■ **DIRECTIONS FOR THIS TASK**:
All the data should come back exactly as it was given.

(Items from a data source)

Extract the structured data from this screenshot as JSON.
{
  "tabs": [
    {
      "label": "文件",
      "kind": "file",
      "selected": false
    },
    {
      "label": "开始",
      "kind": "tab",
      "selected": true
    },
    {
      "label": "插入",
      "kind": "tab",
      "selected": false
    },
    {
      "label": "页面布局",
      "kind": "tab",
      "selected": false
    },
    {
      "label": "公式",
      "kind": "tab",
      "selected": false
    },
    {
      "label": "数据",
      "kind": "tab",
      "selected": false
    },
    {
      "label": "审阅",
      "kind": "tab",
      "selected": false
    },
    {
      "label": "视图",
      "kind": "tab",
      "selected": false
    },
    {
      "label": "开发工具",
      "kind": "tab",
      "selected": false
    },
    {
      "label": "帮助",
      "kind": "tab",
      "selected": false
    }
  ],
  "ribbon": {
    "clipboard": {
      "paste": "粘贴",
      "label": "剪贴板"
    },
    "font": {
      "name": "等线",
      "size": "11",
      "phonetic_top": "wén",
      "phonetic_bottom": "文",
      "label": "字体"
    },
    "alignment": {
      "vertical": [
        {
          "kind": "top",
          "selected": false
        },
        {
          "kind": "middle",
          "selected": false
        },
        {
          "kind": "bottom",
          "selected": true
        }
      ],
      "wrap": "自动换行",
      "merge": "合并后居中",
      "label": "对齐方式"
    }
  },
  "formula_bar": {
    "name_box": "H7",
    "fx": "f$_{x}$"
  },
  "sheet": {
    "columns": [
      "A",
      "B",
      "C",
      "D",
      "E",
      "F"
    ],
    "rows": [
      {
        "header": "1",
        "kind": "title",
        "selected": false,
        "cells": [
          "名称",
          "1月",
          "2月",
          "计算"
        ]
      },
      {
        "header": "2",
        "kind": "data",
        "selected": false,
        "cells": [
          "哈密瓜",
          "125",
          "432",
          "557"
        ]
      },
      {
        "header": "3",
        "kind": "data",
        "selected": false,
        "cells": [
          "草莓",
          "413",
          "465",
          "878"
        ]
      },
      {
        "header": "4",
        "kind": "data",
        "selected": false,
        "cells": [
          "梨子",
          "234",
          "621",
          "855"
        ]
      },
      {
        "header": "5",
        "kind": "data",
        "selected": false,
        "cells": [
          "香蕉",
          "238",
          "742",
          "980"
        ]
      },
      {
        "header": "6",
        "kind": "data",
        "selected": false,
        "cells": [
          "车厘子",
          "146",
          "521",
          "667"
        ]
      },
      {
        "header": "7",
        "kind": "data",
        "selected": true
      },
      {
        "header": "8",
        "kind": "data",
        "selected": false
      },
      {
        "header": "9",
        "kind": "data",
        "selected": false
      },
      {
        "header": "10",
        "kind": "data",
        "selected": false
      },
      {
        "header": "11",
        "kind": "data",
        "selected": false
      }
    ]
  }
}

■ **THE REPLY**:
Extract the structured data from this screenshot as JSON.
{
  "tabs": [
    {
      "label": "文件",
      "kind": "file",
      "selected": false
    },
    {
      "label": "开始",
      "kind": "tab",
      "selected": true
    },
    {
      "label": "插入",
      "kind": "tab",
      "selected": false
    },
    {
      "label": "页面布局",
      "kind": "tab",
      "selected": false
    },
    {
      "label": "公式",
      "kind": "tab",
      "selected": false
    },
    {
      "label": "数据",
      "kind": "tab",
      "selected": false
    },
    {
      "label": "审阅",
      "kind": "tab",
      "selected": false
    },
    {
      "label": "视图",
      "kind": "tab",
      "selected": false
    },
    {
      "label": "开发工具",
      "kind": "tab",
      "selected": false
    },
    {
      "label": "帮助",
      "kind": "tab",
      "selected": false
    }
  ],
  "ribbon": {
    "clipboard": {
      "paste": "粘贴",
      "label": "剪贴板"
    },
    "font": {
      "name": "等线",
      "size": "11",
      "phonetic_top": "wén",
      "phonetic_bottom": "文",
      "label": "字体"
    },
    "alignment": {
      "vertical": [
        {
          "kind": "top",
          "selected": false
        },
        {
          "kind": "middle",
          "selected": false
        },
        {
          "kind": "bottom",
          "selected": true
        }
      ],
      "wrap": "自动换行",
      "merge": "合并后居中",
      "label": "对齐方式"
    }
  },
  "formula_bar": {
    "name_box": "H7",
    "fx": "f$_{x}$"
  },
  "sheet": {
    "columns": [
      "A",
      "B",
      "C",
      "D",
      "E",
      "F"
    ],
    "rows": [
      {
        "header": "1",
        "kind": "title",
        "selected": false,
        "cells": [
          "名称",
          "1月",
          "2月",
          "计算"
        ]
      },
      {
        "header": "2",
        "kind": "data",
        "selected": false,
        "cells": [
          "哈密瓜",
          "125",
          "432",
          "557"
        ]
      },
      {
        "header": "3",
        "kind": "data",
        "selected": false,
        "cells": [
          "草莓",
          "413",
          "465",
          "878"
        ]
      },
      {
        "header": "4",
        "kind": "data",
        "selected": false,
        "cells": [
          "梨子",
          "234",
          "621",
          "855"
        ]
      },
      {
        "header": "5",
        "kind": "data",
        "selected": false,
        "cells": [
          "香蕉",
          "238",
          "742",
          "980"
        ]
      },
      {
        "header": "6",
        "kind": "data",
        "selected": false,
        "cells": [
          "车厘子",
          "146",
          "521",
          "667"
        ]
      },
      {
        "header": "7",
        "kind": "data",
        "selected": true
      },
      {
        "header": "8",
        "kind": "data",
        "selected": false
      },
      {
        "header": "9",
        "kind": "data",
        "selected": false
      },
      {
        "header": "10",
        "kind": "data",
        "selected": false
      },
      {
        "header": "11",
        "kind": "data",
        "selected": false
      }
    ]
  }
}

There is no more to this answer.